• _WHAT TO DO_
Return every line below that contains the string "column", matching case exactly.

• _Records from a data collection_
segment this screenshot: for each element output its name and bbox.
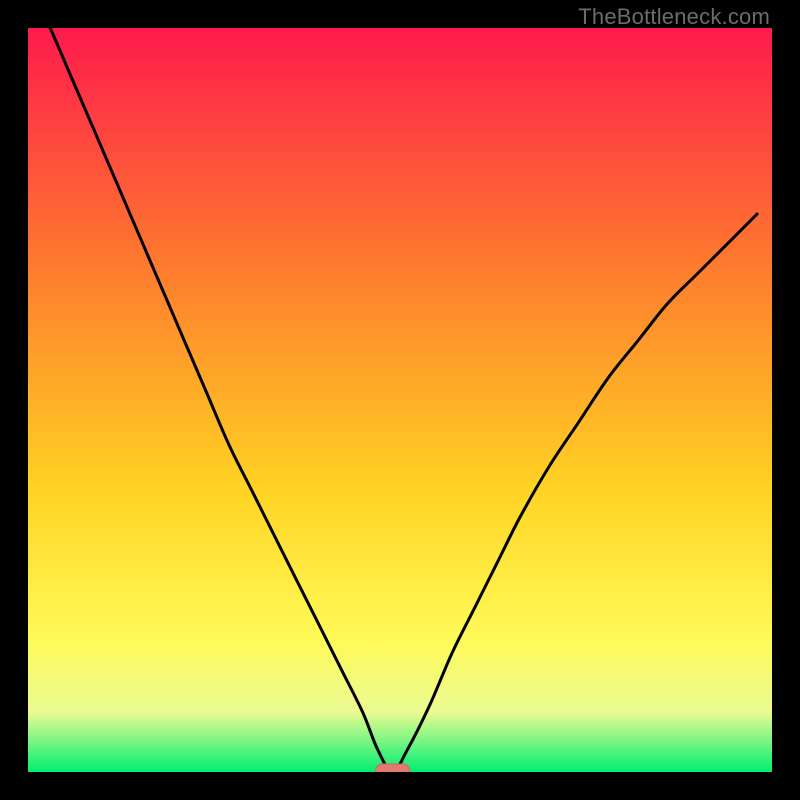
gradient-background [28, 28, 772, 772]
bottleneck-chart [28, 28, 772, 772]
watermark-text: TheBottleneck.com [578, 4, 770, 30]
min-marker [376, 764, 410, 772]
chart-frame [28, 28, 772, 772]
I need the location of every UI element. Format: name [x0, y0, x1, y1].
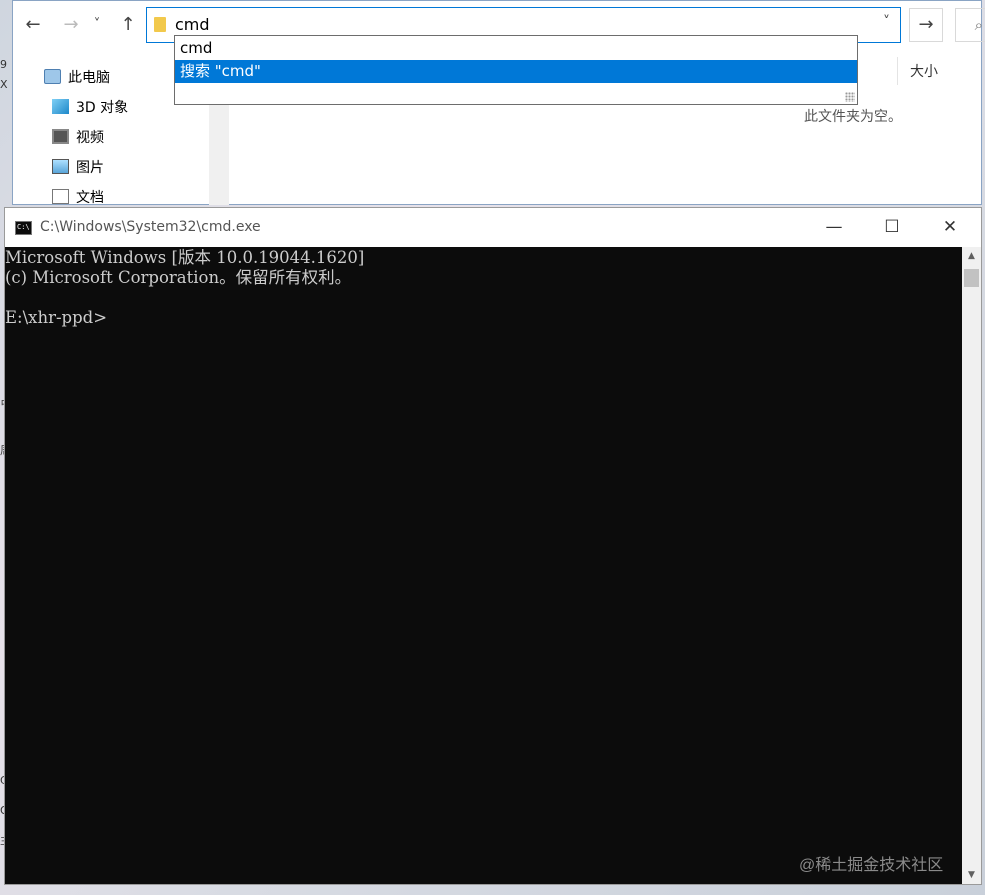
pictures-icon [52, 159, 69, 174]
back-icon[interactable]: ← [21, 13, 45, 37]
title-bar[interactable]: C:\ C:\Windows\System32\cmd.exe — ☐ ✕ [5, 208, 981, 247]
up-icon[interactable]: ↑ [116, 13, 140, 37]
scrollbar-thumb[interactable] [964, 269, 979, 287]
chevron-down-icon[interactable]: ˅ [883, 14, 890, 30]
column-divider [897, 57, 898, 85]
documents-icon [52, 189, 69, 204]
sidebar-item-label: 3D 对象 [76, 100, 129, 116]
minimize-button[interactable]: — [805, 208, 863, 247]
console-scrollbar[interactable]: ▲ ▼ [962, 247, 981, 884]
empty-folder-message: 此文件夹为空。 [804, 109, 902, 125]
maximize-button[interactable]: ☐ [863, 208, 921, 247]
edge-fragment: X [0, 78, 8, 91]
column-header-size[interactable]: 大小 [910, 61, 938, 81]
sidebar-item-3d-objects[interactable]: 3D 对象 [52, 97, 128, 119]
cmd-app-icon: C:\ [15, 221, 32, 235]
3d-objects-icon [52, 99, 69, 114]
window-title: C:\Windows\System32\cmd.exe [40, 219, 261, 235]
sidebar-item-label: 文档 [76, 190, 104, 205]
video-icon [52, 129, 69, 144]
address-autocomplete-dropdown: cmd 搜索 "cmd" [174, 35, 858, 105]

• _OUTPUT OF THE EXERCISE_
column-divider [897, 57, 898, 85]
column-header-size[interactable]: 大小 [910, 61, 938, 81]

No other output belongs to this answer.